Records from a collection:
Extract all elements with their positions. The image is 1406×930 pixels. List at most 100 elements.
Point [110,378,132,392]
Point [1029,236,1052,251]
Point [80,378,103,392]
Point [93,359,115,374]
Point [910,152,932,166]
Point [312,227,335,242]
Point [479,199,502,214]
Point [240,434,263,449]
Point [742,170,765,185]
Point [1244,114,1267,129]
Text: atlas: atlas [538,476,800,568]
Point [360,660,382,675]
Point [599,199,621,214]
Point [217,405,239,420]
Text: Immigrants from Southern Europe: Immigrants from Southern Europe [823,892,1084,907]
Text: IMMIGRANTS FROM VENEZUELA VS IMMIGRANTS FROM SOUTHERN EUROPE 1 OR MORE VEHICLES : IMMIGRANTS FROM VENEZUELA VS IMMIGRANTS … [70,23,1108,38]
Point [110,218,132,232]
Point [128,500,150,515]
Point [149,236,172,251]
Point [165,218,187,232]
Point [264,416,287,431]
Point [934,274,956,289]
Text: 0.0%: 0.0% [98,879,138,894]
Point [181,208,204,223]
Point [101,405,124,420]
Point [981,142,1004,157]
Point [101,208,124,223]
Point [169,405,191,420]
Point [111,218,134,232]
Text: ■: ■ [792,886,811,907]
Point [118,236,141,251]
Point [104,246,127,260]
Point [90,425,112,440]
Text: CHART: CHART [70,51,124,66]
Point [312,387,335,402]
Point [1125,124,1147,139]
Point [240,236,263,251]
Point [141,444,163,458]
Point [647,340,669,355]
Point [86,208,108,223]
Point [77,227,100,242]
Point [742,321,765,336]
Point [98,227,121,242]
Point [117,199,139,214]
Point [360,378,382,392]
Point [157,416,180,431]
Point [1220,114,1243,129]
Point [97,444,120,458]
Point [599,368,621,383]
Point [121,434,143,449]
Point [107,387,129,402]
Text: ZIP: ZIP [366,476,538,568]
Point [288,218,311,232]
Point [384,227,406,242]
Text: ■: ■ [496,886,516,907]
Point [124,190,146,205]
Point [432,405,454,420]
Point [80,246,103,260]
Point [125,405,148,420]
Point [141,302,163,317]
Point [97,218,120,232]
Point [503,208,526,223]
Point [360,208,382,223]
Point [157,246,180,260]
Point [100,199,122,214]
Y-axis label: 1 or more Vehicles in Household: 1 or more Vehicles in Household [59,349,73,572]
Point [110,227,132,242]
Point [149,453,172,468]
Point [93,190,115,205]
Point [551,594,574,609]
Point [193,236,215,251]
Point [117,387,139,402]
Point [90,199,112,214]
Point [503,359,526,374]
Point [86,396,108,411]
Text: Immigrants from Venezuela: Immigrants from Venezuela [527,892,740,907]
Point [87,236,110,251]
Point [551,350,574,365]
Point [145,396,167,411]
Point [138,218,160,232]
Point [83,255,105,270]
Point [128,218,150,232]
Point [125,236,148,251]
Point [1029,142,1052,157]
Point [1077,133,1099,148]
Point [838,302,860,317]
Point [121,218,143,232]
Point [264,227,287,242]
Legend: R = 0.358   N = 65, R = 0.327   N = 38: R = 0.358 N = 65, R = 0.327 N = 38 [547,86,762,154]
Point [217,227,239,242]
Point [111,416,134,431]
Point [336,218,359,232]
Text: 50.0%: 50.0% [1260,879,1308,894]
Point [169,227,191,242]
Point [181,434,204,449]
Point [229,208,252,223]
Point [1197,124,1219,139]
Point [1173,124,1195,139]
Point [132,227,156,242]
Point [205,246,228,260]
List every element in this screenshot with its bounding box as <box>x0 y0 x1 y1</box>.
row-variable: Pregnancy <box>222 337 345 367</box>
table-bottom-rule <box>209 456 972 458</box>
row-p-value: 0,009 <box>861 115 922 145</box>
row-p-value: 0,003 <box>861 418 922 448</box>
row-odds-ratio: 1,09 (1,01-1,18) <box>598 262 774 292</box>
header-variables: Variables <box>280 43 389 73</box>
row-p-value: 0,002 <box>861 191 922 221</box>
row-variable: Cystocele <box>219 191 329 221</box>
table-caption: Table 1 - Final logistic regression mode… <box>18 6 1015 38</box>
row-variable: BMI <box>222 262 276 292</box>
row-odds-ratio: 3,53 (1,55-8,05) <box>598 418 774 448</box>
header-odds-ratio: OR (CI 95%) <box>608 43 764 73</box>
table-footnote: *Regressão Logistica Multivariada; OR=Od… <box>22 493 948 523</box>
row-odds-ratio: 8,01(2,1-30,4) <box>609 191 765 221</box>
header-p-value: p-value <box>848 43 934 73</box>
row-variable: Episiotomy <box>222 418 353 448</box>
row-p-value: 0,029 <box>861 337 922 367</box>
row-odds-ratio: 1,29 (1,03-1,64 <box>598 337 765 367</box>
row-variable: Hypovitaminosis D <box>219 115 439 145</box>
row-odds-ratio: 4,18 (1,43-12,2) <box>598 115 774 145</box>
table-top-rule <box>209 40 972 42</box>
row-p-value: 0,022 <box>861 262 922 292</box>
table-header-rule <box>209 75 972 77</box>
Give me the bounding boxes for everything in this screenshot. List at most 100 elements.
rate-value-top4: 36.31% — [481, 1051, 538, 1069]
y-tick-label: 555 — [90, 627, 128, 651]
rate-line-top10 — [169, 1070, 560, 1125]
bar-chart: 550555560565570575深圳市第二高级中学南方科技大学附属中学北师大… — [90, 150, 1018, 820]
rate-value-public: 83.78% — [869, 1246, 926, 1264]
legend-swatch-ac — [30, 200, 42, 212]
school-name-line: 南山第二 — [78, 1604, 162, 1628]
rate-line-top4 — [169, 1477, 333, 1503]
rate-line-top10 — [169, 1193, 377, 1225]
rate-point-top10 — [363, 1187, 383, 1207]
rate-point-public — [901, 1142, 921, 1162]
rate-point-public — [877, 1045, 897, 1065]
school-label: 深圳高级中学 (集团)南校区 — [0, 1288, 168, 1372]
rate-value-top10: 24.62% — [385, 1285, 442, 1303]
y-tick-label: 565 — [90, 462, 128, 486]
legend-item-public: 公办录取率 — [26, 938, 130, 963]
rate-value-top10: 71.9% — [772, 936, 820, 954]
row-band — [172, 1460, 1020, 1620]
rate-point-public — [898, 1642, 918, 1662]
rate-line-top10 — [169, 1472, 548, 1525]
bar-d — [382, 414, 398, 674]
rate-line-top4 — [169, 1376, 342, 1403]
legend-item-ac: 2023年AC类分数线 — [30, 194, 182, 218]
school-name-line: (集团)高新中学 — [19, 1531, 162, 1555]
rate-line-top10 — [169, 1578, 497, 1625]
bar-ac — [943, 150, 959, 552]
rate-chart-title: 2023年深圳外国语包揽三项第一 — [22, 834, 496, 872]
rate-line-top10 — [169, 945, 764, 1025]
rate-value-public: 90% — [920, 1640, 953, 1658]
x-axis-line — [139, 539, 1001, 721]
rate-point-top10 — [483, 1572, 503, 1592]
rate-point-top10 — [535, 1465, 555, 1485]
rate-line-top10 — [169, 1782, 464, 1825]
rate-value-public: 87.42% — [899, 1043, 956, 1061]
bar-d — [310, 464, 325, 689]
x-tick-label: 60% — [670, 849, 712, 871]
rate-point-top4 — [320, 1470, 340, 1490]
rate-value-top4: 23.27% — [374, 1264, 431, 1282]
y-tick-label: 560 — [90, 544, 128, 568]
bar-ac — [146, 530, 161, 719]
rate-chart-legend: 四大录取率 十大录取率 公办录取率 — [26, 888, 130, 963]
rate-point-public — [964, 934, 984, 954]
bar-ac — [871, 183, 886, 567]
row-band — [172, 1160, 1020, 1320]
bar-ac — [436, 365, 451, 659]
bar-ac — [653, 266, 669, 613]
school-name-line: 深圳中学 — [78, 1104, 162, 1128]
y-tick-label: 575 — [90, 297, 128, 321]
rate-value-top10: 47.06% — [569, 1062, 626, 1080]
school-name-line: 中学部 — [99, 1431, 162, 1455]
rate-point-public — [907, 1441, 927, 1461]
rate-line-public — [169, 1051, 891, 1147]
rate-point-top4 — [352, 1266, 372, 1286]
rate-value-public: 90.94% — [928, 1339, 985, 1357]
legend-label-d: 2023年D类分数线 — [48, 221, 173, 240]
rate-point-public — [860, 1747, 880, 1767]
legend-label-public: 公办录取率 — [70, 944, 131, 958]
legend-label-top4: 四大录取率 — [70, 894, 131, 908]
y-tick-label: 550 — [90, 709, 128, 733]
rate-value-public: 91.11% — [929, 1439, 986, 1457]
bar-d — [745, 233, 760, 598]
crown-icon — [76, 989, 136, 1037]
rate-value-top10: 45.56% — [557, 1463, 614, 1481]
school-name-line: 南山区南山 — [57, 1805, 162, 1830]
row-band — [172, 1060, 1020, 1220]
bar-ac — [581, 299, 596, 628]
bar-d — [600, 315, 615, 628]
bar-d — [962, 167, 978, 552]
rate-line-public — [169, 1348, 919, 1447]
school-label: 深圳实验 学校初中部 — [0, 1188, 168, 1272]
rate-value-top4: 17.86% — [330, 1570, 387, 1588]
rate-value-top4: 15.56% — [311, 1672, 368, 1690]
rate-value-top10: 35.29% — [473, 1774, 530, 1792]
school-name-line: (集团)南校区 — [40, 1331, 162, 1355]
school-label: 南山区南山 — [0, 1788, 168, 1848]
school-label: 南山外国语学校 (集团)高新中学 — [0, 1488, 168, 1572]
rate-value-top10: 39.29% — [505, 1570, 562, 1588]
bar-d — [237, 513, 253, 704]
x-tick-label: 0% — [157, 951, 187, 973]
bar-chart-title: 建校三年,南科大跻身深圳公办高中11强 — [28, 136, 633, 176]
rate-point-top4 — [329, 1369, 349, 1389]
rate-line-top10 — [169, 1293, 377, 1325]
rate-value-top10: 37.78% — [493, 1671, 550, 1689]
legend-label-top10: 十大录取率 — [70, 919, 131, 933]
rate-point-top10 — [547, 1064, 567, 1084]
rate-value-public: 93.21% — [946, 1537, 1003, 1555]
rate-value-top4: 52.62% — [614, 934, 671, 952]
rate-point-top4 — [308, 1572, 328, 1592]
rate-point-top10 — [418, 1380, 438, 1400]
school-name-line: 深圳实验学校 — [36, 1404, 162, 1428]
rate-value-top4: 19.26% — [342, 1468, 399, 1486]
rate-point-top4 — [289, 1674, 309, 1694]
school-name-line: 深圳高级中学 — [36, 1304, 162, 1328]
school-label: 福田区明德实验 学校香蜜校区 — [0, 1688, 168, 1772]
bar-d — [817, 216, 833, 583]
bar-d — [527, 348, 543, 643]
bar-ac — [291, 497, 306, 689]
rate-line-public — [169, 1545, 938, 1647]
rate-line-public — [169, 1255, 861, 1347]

→ Description of the task
Duplicate the listing from its first line through the line containing "Point [503,359,526,374]", including both of those lines.

→ Finished exercise
Extract all elements with their positions. The image is 1406×930 pixels. List at most 100 elements.
Point [110,378,132,392]
Point [1029,236,1052,251]
Point [80,378,103,392]
Point [93,359,115,374]
Point [910,152,932,166]
Point [312,227,335,242]
Point [479,199,502,214]
Point [240,434,263,449]
Point [742,170,765,185]
Point [1244,114,1267,129]
Text: atlas: atlas [538,476,800,568]
Point [360,660,382,675]
Point [599,199,621,214]
Point [217,405,239,420]
Text: Immigrants from Southern Europe: Immigrants from Southern Europe [823,892,1084,907]
Text: IMMIGRANTS FROM VENEZUELA VS IMMIGRANTS FROM SOUTHERN EUROPE 1 OR MORE VEHICLES : IMMIGRANTS FROM VENEZUELA VS IMMIGRANTS … [70,23,1108,38]
Point [110,218,132,232]
Point [128,500,150,515]
Point [149,236,172,251]
Point [165,218,187,232]
Point [264,416,287,431]
Point [934,274,956,289]
Text: 0.0%: 0.0% [98,879,138,894]
Point [181,208,204,223]
Point [101,405,124,420]
Point [981,142,1004,157]
Point [101,208,124,223]
Point [169,405,191,420]
Point [111,218,134,232]
Text: ■: ■ [792,886,811,907]
Point [118,236,141,251]
Point [104,246,127,260]
Point [90,425,112,440]
Text: CHART: CHART [70,51,124,66]
Point [312,387,335,402]
Point [1125,124,1147,139]
Point [240,236,263,251]
Point [141,444,163,458]
Point [647,340,669,355]
Point [86,208,108,223]
Point [77,227,100,242]
Point [742,321,765,336]
Point [98,227,121,242]
Point [117,199,139,214]
Point [360,378,382,392]
Point [157,416,180,431]
Point [1220,114,1243,129]
Point [97,444,120,458]
Point [599,368,621,383]
Point [121,434,143,449]
Point [107,387,129,402]
Text: ZIP: ZIP [366,476,538,568]
Point [288,218,311,232]
Point [384,227,406,242]
Text: ■: ■ [496,886,516,907]
Point [124,190,146,205]
Point [432,405,454,420]
Point [80,246,103,260]
Point [125,405,148,420]
Point [141,302,163,317]
Point [97,218,120,232]
Point [503,208,526,223]
Point [360,208,382,223]
Point [157,246,180,260]
Point [100,199,122,214]
Y-axis label: 1 or more Vehicles in Household: 1 or more Vehicles in Household [59,349,73,572]
Point [110,227,132,242]
Point [149,453,172,468]
Point [93,190,115,205]
Point [551,594,574,609]
Point [193,236,215,251]
Point [117,387,139,402]
Point [90,199,112,214]
Point [503,359,526,374]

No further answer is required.